GIVEN EXERCISE |
Omit all pictures and give the records below again exactly as written.

## BEGIN

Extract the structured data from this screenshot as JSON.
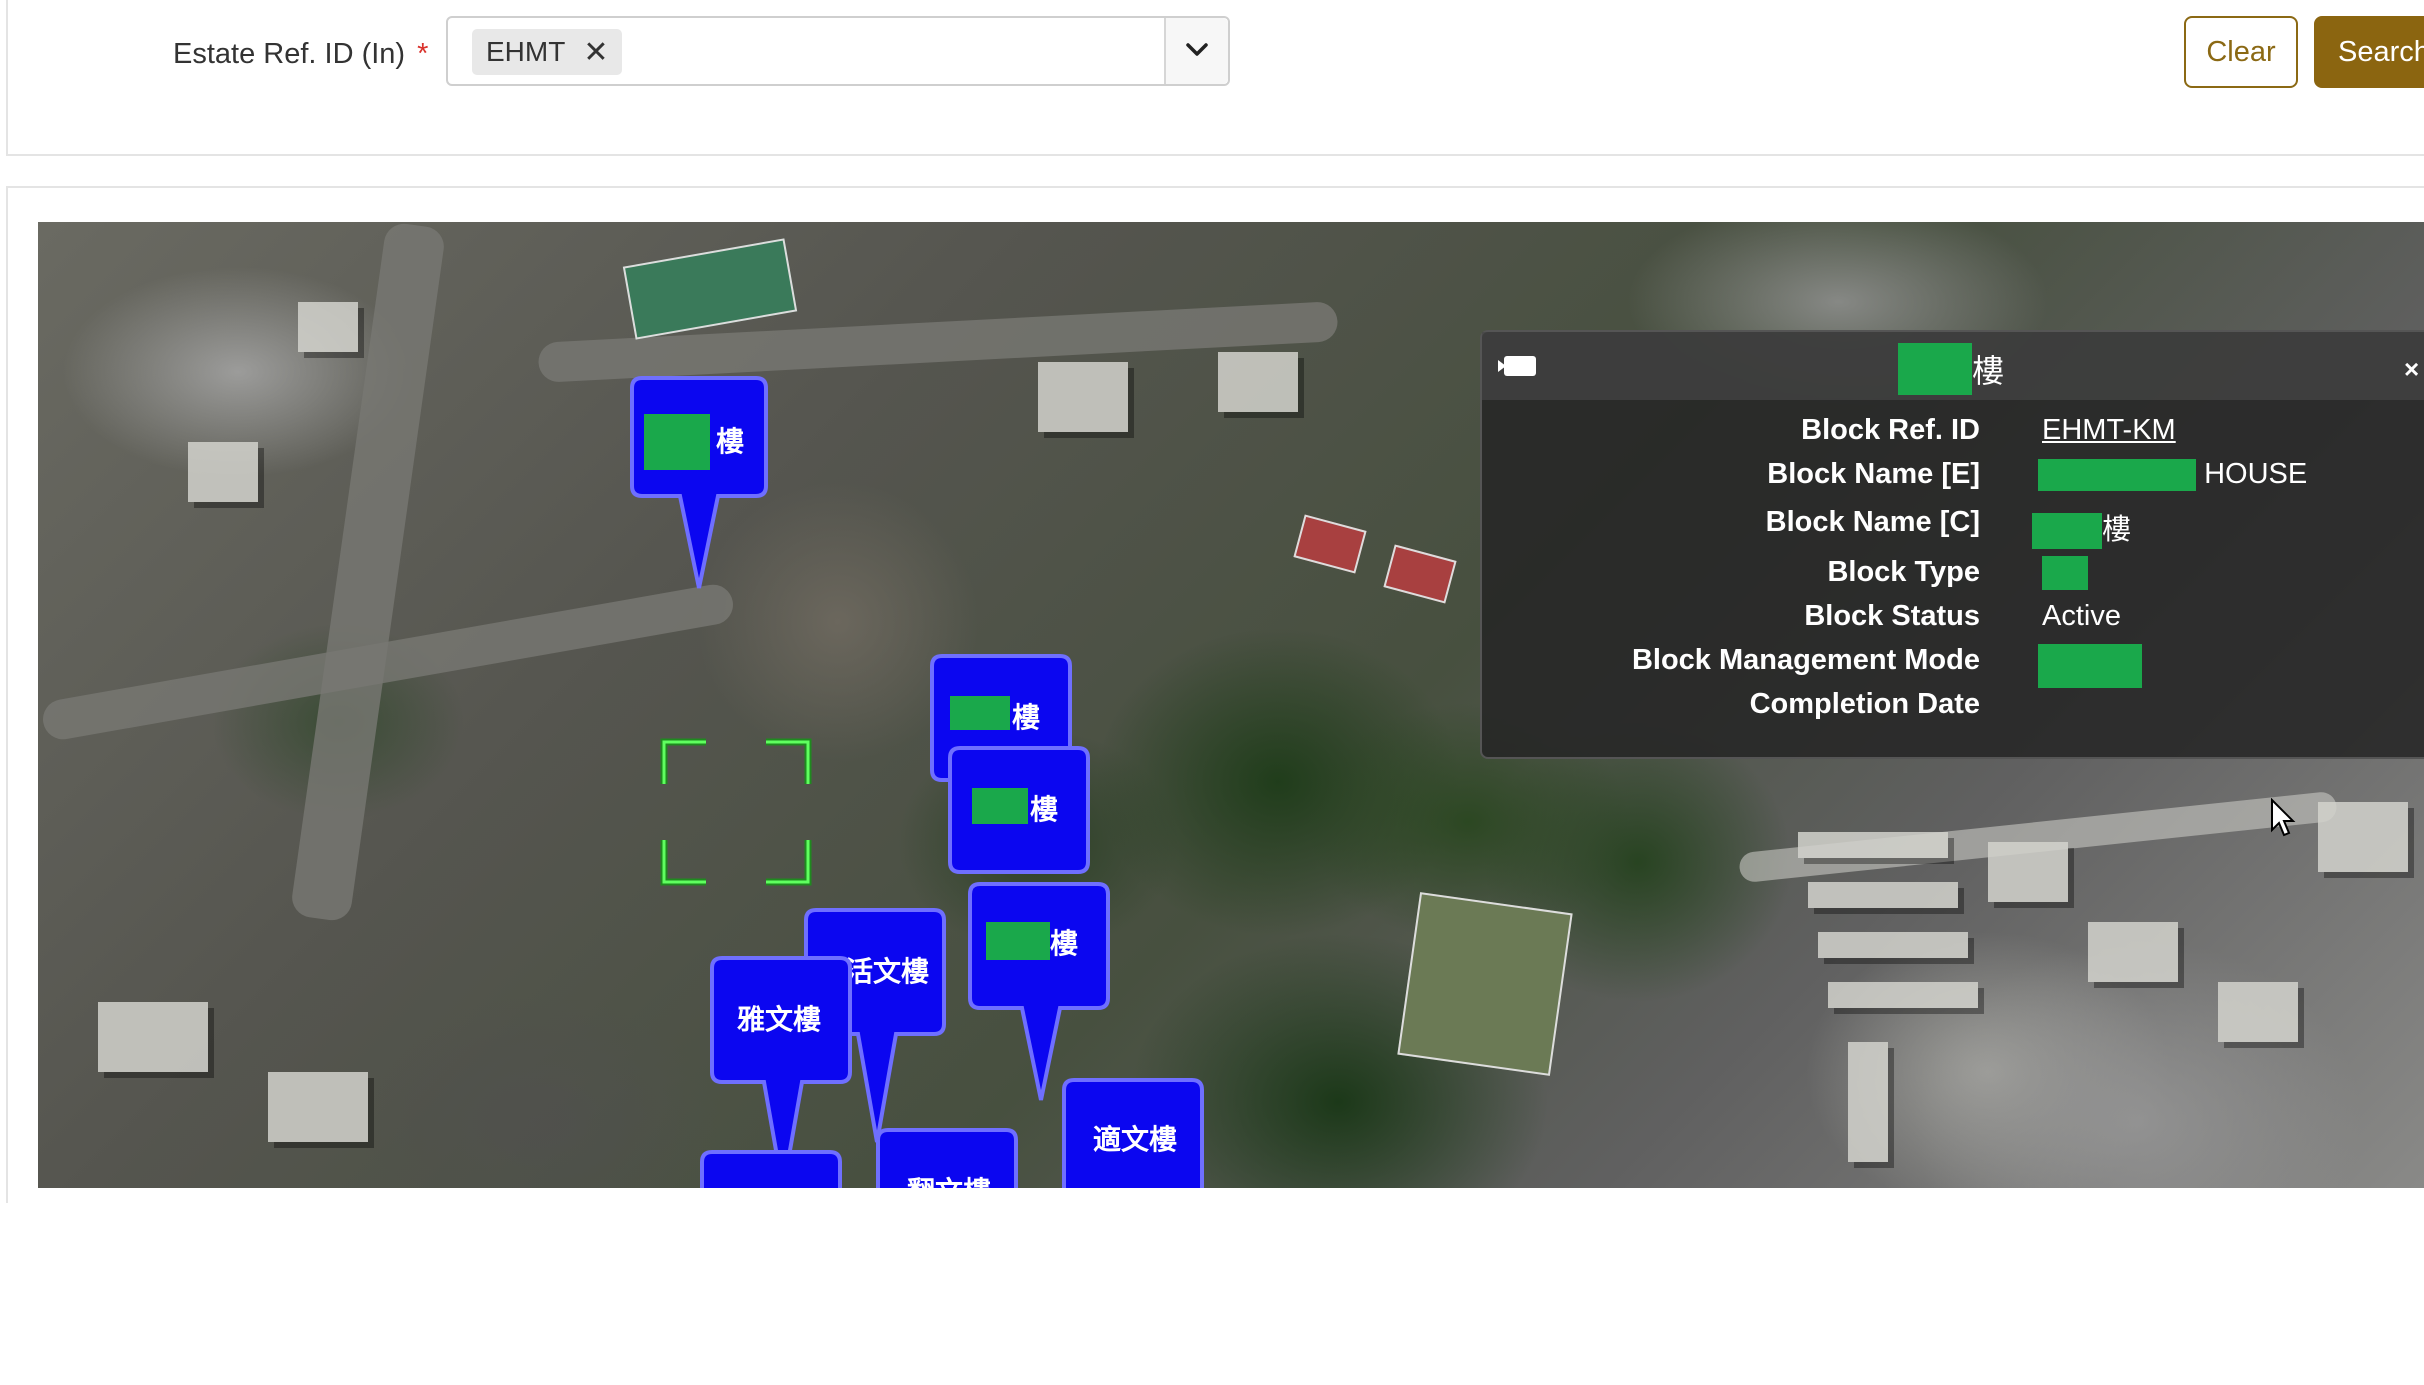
{
  "filter": {
    "label": "Estate Ref. ID (In)",
    "required_mark": "*",
    "selected_chip": "EHMT",
    "chip_remove": "✕",
    "dropdown_icon": "chevron-down-icon"
  },
  "buttons": {
    "clear": "Clear",
    "search": "Search"
  },
  "map": {
    "pins": [
      {
        "label": "樓"
      },
      {
        "label": "樓"
      },
      {
        "label": "樓"
      },
      {
        "label": "樓"
      },
      {
        "label": "活文樓"
      },
      {
        "label": "雅文樓"
      },
      {
        "label": "適文樓"
      },
      {
        "label": "翻文樓"
      }
    ],
    "info_popup": {
      "title_suffix": "樓",
      "close": "×",
      "fields": {
        "block_ref_id": {
          "label": "Block Ref. ID",
          "value": "EHMT-KM"
        },
        "block_name_e": {
          "label": "Block Name [E]",
          "value": "HOUSE"
        },
        "block_name_c": {
          "label": "Block Name [C]",
          "value": "樓"
        },
        "block_type": {
          "label": "Block Type",
          "value": ""
        },
        "block_status": {
          "label": "Block Status",
          "value": "Active"
        },
        "block_mgmt_mode": {
          "label": "Block Management Mode",
          "value": ""
        },
        "completion_date": {
          "label": "Completion Date",
          "value": ""
        }
      }
    }
  },
  "colors": {
    "accent_gold": "#8b6510",
    "pin_blue": "#0b06f0",
    "redaction_green": "#1aa84b",
    "required_red": "#d9322c"
  }
}
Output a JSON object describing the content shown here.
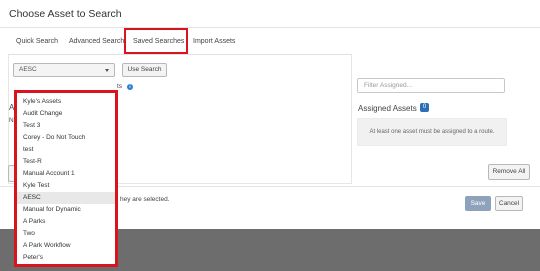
{
  "dialog": {
    "title": "Choose Asset to Search"
  },
  "tabs": [
    {
      "label": "Quick Search"
    },
    {
      "label": "Advanced Search"
    },
    {
      "label": "Saved Searches"
    },
    {
      "label": "Import Assets"
    }
  ],
  "saved_search": {
    "selected_value": "AESC",
    "use_button": "Use Search",
    "partial_label": "ts",
    "options": [
      "Kyle's Assets",
      "Audit Change",
      "Test 3",
      "Corey - Do Not Touch",
      "test",
      "Test-R",
      "Manual Account 1",
      "Kyle Test",
      "AESC",
      "Manual for Dynamic",
      "A Parks",
      "Two",
      "A Park Workflow",
      "Peter's"
    ]
  },
  "left_partial": {
    "heading_fragment": "A",
    "label_fragment": "N"
  },
  "assigned": {
    "filter_placeholder": "Filter Assigned...",
    "title": "Assigned Assets",
    "count": "0",
    "empty_message": "At least one asset must be assigned to a route.",
    "remove_all": "Remove All"
  },
  "footer": {
    "selection_note": "hey are selected.",
    "save_label": "Save",
    "cancel_label": "Cancel"
  },
  "colors": {
    "highlight": "#d9141e",
    "accent": "#2d6fb7"
  }
}
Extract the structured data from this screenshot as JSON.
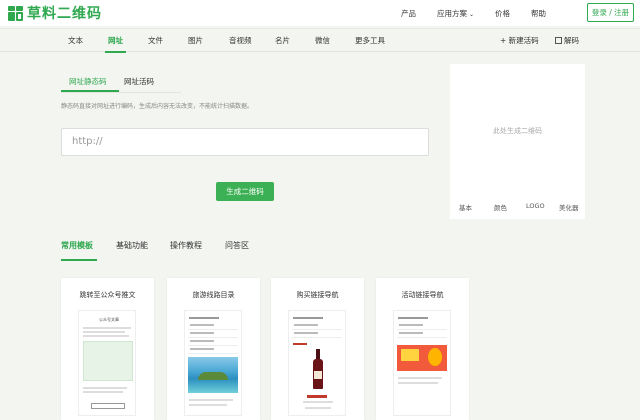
{
  "header": {
    "logo_text": "草料二维码",
    "nav": [
      "产品",
      "应用方案",
      "价格",
      "帮助"
    ],
    "dropdown_arrow": "⌄",
    "login_label": "登录 / 注册"
  },
  "navbar": {
    "items": [
      "文本",
      "网址",
      "文件",
      "图片",
      "音视频",
      "名片",
      "微信",
      "更多工具"
    ],
    "active": "网址",
    "new_code": "+ 新建活码",
    "decode": "解码"
  },
  "subtabs": [
    "网址静态码",
    "网址活码"
  ],
  "description": "静态码直接对网址进行编码，生成后内容无法改变，不能统计扫描数据。",
  "url_input": {
    "placeholder": "http://"
  },
  "generate_label": "生成二维码",
  "qr_panel": {
    "placeholder": "此处生成二维码",
    "tools": [
      "基本",
      "颜色",
      "LOGO",
      "美化器"
    ]
  },
  "section_tabs": [
    "常用模板",
    "基础功能",
    "操作教程",
    "问答区"
  ],
  "cards": [
    {
      "title": "跳转至公众号推文",
      "phone_header": "公众号文章"
    },
    {
      "title": "旅游线路目录",
      "phone_header": ""
    },
    {
      "title": "购买链接导航",
      "phone_header": ""
    },
    {
      "title": "活动链接导航",
      "phone_header": ""
    }
  ],
  "colors": {
    "accent": "#2fa84f",
    "background": "#f3f5f1",
    "button": "#3cb054"
  }
}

## END

FINISHED EXERCISE |
Extract the structured data from this screenshot as JSON.
{
  "filter": {
    "label": "Estate Ref. ID (In)",
    "required_mark": "*",
    "selected_chip": "EHMT",
    "chip_remove": "✕",
    "dropdown_icon": "chevron-down-icon"
  },
  "buttons": {
    "clear": "Clear",
    "search": "Search"
  },
  "map": {
    "pins": [
      {
        "label": "樓"
      },
      {
        "label": "樓"
      },
      {
        "label": "樓"
      },
      {
        "label": "樓"
      },
      {
        "label": "活文樓"
      },
      {
        "label": "雅文樓"
      },
      {
        "label": "適文樓"
      },
      {
        "label": "翻文樓"
      }
    ],
    "info_popup": {
      "title_suffix": "樓",
      "close": "×",
      "fields": {
        "block_ref_id": {
          "label": "Block Ref. ID",
          "value": "EHMT-KM"
        },
        "block_name_e": {
          "label": "Block Name [E]",
          "value": "HOUSE"
        },
        "block_name_c": {
          "label": "Block Name [C]",
          "value": "樓"
        },
        "block_type": {
          "label": "Block Type",
          "value": ""
        },
        "block_status": {
          "label": "Block Status",
          "value": "Active"
        },
        "block_mgmt_mode": {
          "label": "Block Management Mode",
          "value": ""
        },
        "completion_date": {
          "label": "Completion Date",
          "value": ""
        }
      }
    }
  },
  "colors": {
    "accent_gold": "#8b6510",
    "pin_blue": "#0b06f0",
    "redaction_green": "#1aa84b",
    "required_red": "#d9322c"
  }
}
Output a JSON object describing the content shown here.
{
  "dialog": {
    "title": "Choose Asset to Search"
  },
  "tabs": [
    {
      "label": "Quick Search"
    },
    {
      "label": "Advanced Search"
    },
    {
      "label": "Saved Searches"
    },
    {
      "label": "Import Assets"
    }
  ],
  "saved_search": {
    "selected_value": "AESC",
    "use_button": "Use Search",
    "partial_label": "ts",
    "options": [
      "Kyle's Assets",
      "Audit Change",
      "Test 3",
      "Corey - Do Not Touch",
      "test",
      "Test-R",
      "Manual Account 1",
      "Kyle Test",
      "AESC",
      "Manual for Dynamic",
      "A Parks",
      "Two",
      "A Park Workflow",
      "Peter's"
    ]
  },
  "left_partial": {
    "heading_fragment": "A",
    "label_fragment": "N"
  },
  "assigned": {
    "filter_placeholder": "Filter Assigned...",
    "title": "Assigned Assets",
    "count": "0",
    "empty_message": "At least one asset must be assigned to a route.",
    "remove_all": "Remove All"
  },
  "footer": {
    "selection_note": "hey are selected.",
    "save_label": "Save",
    "cancel_label": "Cancel"
  },
  "colors": {
    "highlight": "#d9141e",
    "accent": "#2d6fb7"
  }
}
Extract the structured data from this screenshot as JSON.
{
  "header": {
    "logo_text": "草料二维码",
    "nav": [
      "产品",
      "应用方案",
      "价格",
      "帮助"
    ],
    "dropdown_arrow": "⌄",
    "login_label": "登录 / 注册"
  },
  "navbar": {
    "items": [
      "文本",
      "网址",
      "文件",
      "图片",
      "音视频",
      "名片",
      "微信",
      "更多工具"
    ],
    "active": "网址",
    "new_code": "+ 新建活码",
    "decode": "解码"
  },
  "subtabs": [
    "网址静态码",
    "网址活码"
  ],
  "description": "静态码直接对网址进行编码，生成后内容无法改变，不能统计扫描数据。",
  "url_input": {
    "placeholder": "http://"
  },
  "generate_label": "生成二维码",
  "qr_panel": {
    "placeholder": "此处生成二维码",
    "tools": [
      "基本",
      "颜色",
      "LOGO",
      "美化器"
    ]
  },
  "section_tabs": [
    "常用模板",
    "基础功能",
    "操作教程",
    "问答区"
  ],
  "cards": [
    {
      "title": "跳转至公众号推文",
      "phone_header": "公众号文章"
    },
    {
      "title": "旅游线路目录",
      "phone_header": ""
    },
    {
      "title": "购买链接导航",
      "phone_header": ""
    },
    {
      "title": "活动链接导航",
      "phone_header": ""
    }
  ],
  "colors": {
    "accent": "#2fa84f",
    "background": "#f3f5f1",
    "button": "#3cb054"
  }
}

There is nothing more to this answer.